REQUIRED WORK
Reproduce the listing below word for word, with no pictures.

Excerpt from a dataset
——————

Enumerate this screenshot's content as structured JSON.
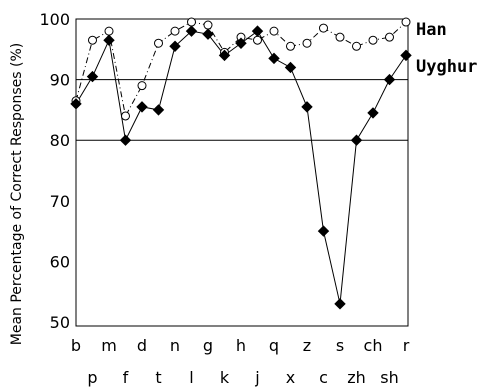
{
  "chart_data": {
    "type": "line",
    "ylabel": "Mean Percentage of Correct Responses (%)",
    "xlabel": "",
    "ylim": [
      50,
      100
    ],
    "yticks": [
      50,
      60,
      70,
      80,
      90,
      100
    ],
    "grid": "horizontal lines at 80, 90 and 100",
    "legend_placement": "right, at the end of each line",
    "categories": [
      "b",
      "p",
      "m",
      "f",
      "d",
      "t",
      "n",
      "l",
      "g",
      "k",
      "h",
      "j",
      "q",
      "x",
      "z",
      "c",
      "s",
      "zh",
      "ch",
      "sh",
      "r"
    ],
    "series": [
      {
        "name": "Han",
        "marker": "open-circle",
        "line_style": "dash-dot",
        "color": "#000000",
        "values": [
          86.5,
          96.5,
          98.0,
          84.0,
          89.0,
          96.0,
          98.0,
          99.5,
          99.0,
          94.5,
          97.0,
          96.5,
          98.0,
          95.5,
          96.0,
          98.5,
          97.0,
          95.5,
          96.5,
          97.0,
          99.5
        ]
      },
      {
        "name": "Uyghur",
        "marker": "filled-diamond",
        "line_style": "solid",
        "color": "#000000",
        "values": [
          86.0,
          90.5,
          96.5,
          80.0,
          85.5,
          85.0,
          95.5,
          98.0,
          97.5,
          94.0,
          96.0,
          98.0,
          93.5,
          92.0,
          85.5,
          65.0,
          53.0,
          80.0,
          84.5,
          90.0,
          94.0
        ]
      }
    ]
  }
}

——————

THE SOLUTION
Enumerate this screenshot's content as structured JSON.
{
  "chart_data": {
    "type": "line",
    "ylabel": "Mean Percentage of Correct Responses (%)",
    "xlabel": "",
    "ylim": [
      50,
      100
    ],
    "yticks": [
      50,
      60,
      70,
      80,
      90,
      100
    ],
    "grid": "horizontal lines at 80, 90 and 100",
    "legend_placement": "right, at the end of each line",
    "categories": [
      "b",
      "p",
      "m",
      "f",
      "d",
      "t",
      "n",
      "l",
      "g",
      "k",
      "h",
      "j",
      "q",
      "x",
      "z",
      "c",
      "s",
      "zh",
      "ch",
      "sh",
      "r"
    ],
    "series": [
      {
        "name": "Han",
        "marker": "open-circle",
        "line_style": "dash-dot",
        "color": "#000000",
        "values": [
          86.5,
          96.5,
          98.0,
          84.0,
          89.0,
          96.0,
          98.0,
          99.5,
          99.0,
          94.5,
          97.0,
          96.5,
          98.0,
          95.5,
          96.0,
          98.5,
          97.0,
          95.5,
          96.5,
          97.0,
          99.5
        ]
      },
      {
        "name": "Uyghur",
        "marker": "filled-diamond",
        "line_style": "solid",
        "color": "#000000",
        "values": [
          86.0,
          90.5,
          96.5,
          80.0,
          85.5,
          85.0,
          95.5,
          98.0,
          97.5,
          94.0,
          96.0,
          98.0,
          93.5,
          92.0,
          85.5,
          65.0,
          53.0,
          80.0,
          84.5,
          90.0,
          94.0
        ]
      }
    ]
  }
}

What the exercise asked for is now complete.